In the lines below, how many hold the word "content"? Answer only with the number.

——

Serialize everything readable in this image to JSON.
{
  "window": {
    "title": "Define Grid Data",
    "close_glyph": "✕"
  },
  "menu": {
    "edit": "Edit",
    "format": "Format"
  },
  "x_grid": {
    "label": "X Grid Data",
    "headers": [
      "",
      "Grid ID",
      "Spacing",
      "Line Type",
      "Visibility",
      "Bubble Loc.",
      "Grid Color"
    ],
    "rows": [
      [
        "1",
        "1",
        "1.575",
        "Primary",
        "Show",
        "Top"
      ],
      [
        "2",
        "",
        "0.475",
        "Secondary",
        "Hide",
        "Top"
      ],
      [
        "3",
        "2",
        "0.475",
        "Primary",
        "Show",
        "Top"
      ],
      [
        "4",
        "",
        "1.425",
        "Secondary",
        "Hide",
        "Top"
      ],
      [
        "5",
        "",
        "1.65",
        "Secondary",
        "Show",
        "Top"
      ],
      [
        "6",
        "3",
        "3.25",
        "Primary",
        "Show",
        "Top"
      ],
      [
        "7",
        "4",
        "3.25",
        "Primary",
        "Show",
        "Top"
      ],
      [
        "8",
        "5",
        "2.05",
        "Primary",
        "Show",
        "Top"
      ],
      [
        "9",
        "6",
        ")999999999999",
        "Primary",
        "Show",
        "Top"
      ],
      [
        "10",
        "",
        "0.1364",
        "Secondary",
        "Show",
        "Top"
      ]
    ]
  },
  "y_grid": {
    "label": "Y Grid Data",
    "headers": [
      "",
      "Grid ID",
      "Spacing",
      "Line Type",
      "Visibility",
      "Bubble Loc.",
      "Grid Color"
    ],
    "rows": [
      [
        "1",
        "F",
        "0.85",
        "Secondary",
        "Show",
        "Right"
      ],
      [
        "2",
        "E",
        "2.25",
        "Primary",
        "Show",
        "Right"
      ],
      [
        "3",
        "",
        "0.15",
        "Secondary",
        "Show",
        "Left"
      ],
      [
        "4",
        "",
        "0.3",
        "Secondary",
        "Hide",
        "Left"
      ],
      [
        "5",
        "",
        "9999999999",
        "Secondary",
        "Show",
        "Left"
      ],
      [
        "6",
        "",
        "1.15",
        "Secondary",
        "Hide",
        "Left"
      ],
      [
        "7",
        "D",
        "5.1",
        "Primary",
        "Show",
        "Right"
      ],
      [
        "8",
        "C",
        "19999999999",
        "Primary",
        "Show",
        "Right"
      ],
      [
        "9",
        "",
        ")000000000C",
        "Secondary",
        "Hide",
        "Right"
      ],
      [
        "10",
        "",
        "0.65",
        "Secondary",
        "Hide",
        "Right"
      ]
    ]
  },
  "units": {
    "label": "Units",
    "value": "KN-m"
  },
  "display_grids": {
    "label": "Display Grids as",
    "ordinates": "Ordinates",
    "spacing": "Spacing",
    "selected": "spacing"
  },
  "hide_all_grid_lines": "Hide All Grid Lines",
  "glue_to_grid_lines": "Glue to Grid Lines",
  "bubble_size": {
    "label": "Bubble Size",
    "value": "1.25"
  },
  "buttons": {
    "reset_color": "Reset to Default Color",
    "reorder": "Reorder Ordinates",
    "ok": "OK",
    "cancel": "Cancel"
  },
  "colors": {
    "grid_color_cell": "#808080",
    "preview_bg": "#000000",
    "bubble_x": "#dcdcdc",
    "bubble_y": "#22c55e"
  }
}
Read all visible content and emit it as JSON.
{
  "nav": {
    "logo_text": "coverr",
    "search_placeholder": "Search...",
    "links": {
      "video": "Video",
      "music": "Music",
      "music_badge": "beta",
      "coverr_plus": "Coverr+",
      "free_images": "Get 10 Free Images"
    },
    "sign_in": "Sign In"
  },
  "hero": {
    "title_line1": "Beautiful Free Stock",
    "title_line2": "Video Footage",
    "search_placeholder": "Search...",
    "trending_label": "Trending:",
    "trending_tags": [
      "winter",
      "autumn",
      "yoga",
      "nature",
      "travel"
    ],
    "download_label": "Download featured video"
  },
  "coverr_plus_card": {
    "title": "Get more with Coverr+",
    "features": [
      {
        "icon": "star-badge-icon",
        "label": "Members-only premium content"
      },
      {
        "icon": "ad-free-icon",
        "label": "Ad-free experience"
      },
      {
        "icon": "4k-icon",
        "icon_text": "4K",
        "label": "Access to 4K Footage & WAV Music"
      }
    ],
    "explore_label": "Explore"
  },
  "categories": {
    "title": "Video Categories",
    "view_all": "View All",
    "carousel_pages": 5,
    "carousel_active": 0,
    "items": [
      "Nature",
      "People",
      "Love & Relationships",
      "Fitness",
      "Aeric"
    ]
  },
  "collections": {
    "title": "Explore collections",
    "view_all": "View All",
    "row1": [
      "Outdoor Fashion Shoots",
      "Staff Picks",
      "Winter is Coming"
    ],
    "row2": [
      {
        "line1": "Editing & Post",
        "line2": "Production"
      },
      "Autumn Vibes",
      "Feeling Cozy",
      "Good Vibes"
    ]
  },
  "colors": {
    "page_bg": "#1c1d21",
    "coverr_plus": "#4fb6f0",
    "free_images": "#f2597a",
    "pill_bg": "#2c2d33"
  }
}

——

#### Solution to this task:
2